◆ What is asked ◆
Copy out all lines carrying the word "jarduera".

[Collected data]
═══

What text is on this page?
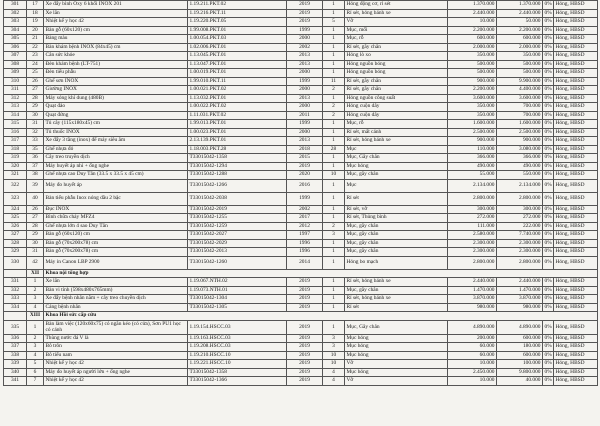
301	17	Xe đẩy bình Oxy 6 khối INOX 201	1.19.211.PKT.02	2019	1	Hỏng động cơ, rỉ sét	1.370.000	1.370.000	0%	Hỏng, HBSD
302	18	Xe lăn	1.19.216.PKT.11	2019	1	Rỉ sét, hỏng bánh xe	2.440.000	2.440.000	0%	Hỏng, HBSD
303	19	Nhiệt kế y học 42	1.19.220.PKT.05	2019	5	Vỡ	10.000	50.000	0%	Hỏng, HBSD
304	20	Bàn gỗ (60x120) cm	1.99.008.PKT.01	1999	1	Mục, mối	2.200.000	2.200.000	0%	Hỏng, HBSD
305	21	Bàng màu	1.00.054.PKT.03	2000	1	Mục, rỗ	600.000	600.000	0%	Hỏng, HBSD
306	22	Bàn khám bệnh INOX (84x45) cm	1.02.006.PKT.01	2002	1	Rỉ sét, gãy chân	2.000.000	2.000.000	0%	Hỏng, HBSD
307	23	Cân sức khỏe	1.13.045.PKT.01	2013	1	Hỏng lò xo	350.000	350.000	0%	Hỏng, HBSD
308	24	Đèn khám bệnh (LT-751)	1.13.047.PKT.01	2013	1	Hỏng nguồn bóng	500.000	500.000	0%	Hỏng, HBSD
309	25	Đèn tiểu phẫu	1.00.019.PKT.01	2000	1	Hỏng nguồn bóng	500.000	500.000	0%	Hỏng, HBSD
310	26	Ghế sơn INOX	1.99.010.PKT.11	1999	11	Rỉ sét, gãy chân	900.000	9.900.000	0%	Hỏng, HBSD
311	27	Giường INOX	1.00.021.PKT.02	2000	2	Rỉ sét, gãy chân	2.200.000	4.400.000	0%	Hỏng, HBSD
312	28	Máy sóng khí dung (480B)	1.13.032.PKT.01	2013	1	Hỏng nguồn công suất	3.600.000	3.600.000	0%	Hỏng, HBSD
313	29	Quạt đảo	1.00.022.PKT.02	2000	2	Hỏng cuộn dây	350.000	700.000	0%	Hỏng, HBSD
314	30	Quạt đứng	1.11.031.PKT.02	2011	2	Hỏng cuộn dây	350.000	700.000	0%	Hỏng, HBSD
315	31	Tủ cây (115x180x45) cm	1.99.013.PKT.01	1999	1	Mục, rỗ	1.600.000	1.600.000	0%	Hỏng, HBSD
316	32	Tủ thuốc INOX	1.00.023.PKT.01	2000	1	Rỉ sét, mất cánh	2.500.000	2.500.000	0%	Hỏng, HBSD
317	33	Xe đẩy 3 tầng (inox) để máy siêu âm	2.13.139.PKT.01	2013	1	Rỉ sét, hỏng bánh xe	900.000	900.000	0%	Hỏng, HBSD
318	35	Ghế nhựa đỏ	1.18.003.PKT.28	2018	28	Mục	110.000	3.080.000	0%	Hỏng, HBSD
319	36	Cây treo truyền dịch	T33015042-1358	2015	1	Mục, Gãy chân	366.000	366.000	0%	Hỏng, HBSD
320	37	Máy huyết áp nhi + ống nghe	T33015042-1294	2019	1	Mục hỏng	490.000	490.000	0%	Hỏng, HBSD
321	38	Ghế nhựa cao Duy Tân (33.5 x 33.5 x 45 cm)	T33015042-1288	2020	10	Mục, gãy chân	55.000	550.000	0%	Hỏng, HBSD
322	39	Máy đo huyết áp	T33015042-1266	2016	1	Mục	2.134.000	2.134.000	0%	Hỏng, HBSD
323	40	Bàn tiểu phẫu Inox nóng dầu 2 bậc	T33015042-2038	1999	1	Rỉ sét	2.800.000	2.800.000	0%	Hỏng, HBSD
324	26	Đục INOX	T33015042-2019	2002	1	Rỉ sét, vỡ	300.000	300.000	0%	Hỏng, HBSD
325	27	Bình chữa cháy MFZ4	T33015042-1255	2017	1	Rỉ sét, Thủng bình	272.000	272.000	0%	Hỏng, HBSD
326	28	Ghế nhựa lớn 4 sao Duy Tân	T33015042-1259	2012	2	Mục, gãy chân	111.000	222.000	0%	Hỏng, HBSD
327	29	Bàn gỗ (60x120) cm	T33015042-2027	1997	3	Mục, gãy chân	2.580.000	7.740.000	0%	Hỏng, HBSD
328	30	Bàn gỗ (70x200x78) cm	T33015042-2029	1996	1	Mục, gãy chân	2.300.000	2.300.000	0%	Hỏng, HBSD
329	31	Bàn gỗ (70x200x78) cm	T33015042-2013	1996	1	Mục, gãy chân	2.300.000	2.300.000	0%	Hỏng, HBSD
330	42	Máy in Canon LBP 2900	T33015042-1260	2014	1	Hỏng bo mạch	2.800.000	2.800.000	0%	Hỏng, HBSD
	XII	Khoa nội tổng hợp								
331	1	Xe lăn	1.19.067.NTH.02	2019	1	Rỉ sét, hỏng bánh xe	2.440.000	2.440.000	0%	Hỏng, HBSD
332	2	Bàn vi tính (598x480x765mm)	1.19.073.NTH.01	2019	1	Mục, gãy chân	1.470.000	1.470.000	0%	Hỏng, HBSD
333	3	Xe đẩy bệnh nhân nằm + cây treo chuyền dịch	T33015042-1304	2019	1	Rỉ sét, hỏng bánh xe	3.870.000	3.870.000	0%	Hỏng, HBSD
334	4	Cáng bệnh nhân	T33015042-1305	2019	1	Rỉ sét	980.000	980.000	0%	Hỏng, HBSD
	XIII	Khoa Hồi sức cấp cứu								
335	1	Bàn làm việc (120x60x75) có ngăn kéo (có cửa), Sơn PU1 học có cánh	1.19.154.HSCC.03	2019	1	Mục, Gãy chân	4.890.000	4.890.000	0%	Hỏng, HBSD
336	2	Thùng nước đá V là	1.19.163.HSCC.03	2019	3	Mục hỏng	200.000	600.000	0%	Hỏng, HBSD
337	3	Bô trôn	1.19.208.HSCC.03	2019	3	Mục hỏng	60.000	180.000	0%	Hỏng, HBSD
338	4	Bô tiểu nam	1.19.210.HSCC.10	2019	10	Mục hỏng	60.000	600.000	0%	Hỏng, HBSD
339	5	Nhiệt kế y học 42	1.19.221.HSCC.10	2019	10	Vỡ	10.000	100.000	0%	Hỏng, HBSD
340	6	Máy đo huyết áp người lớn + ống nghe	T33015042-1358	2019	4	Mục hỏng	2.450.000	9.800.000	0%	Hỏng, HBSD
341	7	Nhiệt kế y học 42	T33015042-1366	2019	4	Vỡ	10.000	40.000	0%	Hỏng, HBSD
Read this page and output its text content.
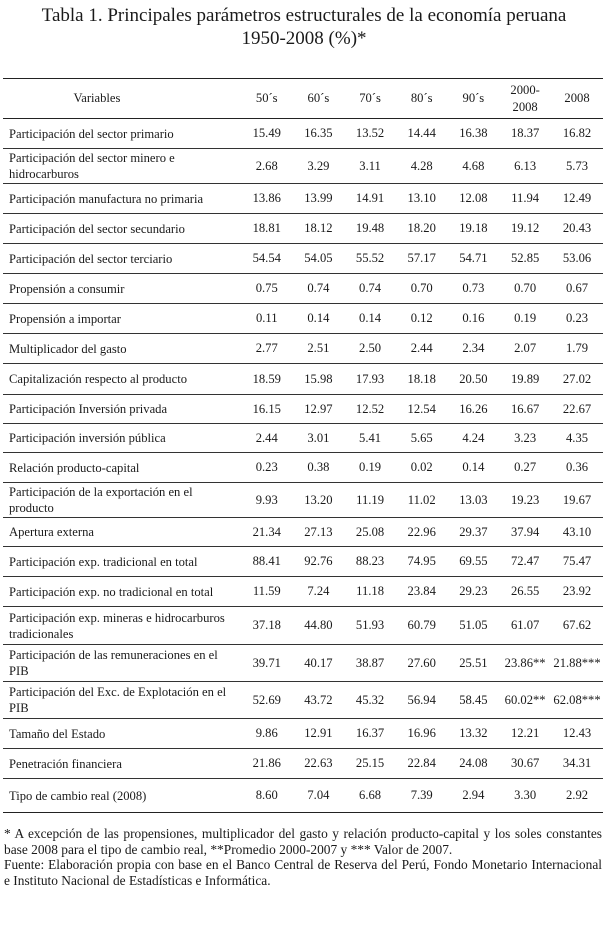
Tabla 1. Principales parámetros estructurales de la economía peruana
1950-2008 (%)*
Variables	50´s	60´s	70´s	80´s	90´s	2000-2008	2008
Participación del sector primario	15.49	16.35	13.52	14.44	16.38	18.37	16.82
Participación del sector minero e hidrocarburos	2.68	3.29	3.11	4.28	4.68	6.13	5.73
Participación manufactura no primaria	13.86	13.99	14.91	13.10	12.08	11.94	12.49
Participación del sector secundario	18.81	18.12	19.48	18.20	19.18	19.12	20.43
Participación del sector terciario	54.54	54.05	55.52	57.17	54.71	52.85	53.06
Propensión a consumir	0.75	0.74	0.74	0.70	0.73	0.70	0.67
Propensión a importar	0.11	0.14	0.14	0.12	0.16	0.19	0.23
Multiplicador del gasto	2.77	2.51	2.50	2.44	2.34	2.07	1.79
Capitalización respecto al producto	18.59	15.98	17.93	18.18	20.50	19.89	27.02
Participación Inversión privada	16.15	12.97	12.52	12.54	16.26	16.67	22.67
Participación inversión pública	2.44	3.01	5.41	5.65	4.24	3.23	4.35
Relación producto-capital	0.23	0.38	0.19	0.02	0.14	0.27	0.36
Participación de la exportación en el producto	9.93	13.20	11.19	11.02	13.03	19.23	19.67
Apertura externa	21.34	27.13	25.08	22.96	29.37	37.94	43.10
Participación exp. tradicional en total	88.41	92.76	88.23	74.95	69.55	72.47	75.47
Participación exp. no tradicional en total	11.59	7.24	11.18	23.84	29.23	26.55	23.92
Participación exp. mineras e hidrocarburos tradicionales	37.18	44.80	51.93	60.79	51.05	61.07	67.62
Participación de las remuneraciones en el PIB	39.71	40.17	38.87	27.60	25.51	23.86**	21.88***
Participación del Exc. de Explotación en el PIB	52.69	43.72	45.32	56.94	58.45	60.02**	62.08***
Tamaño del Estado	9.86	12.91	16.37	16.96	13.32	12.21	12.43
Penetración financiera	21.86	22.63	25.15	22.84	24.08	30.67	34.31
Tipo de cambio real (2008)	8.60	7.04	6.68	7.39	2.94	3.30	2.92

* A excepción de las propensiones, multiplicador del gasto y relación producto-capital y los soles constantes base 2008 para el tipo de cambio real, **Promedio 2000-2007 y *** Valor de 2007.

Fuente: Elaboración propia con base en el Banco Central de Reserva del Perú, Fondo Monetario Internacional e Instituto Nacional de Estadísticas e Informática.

═══

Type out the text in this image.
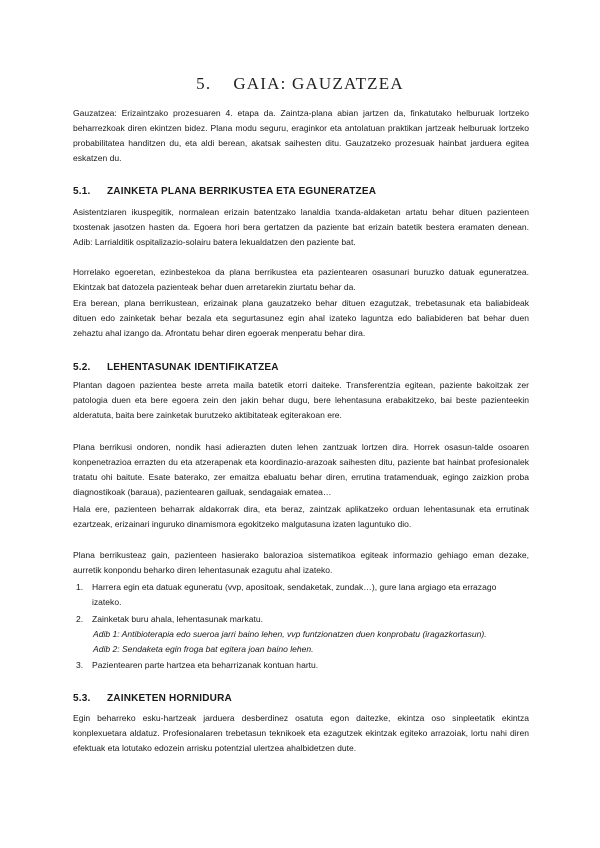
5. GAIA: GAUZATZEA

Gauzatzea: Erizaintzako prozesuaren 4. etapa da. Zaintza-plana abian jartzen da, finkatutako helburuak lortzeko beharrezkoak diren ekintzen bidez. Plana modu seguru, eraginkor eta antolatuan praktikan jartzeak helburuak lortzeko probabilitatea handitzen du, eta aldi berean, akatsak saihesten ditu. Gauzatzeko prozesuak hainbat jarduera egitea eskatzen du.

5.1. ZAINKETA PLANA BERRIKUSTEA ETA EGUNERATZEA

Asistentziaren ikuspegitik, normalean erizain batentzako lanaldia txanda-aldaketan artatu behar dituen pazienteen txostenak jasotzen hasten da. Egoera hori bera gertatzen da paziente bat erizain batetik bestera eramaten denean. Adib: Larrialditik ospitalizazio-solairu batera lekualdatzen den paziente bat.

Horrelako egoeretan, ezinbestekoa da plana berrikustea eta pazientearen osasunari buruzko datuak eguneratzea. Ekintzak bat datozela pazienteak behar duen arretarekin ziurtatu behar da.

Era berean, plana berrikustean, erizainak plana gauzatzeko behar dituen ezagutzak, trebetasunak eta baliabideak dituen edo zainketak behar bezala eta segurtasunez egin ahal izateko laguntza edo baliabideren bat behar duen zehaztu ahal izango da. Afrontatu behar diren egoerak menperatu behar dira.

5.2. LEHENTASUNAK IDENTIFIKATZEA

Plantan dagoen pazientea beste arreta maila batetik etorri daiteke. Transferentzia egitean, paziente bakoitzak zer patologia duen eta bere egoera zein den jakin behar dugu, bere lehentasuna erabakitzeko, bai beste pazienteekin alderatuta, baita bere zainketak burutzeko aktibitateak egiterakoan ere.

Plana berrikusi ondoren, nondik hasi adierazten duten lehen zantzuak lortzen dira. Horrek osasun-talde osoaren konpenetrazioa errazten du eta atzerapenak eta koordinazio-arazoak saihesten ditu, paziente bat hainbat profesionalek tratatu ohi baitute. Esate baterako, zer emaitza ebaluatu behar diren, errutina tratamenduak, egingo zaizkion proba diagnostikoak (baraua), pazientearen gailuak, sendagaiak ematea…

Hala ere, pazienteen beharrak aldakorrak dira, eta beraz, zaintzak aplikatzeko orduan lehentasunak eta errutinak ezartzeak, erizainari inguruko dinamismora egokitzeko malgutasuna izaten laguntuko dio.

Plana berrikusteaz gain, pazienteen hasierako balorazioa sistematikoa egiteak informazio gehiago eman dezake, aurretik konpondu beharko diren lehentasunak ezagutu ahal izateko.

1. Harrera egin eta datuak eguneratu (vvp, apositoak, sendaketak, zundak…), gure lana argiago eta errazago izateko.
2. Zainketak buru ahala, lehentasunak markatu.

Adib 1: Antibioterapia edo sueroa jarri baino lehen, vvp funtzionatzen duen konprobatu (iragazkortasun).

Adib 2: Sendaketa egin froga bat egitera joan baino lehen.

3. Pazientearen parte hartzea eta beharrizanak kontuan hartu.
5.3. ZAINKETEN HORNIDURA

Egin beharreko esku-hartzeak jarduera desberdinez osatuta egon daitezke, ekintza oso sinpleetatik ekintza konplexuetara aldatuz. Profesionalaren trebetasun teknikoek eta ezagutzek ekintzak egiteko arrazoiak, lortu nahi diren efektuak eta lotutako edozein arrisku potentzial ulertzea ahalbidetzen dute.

═══

◆ Correct result ◆
Gauzatzea: Erizaintzako prozesuaren 4. etapa da. Zaintza-plana abian jartzen da, finkatutako helburuak lortzeko beharrezkoak diren ekintzen bidez. Plana modu seguru, eraginkor eta antolatuan praktikan jartzeak helburuak lortzeko probabilitatea handitzen du, eta aldi berean, akatsak saihesten ditu. Gauzatzeko prozesuak hainbat jarduera egitea eskatzen du.
Egin beharreko esku-hartzeak jarduera desberdinez osatuta egon daitezke, ekintza oso sinpleetatik ekintza konplexuetara aldatuz. Profesionalaren trebetasun teknikoek eta ezagutzek ekintzak egiteko arrazoiak, lortu nahi diren efektuak eta lotutako edozein arrisku potentzial ulertzea ahalbidetzen dute.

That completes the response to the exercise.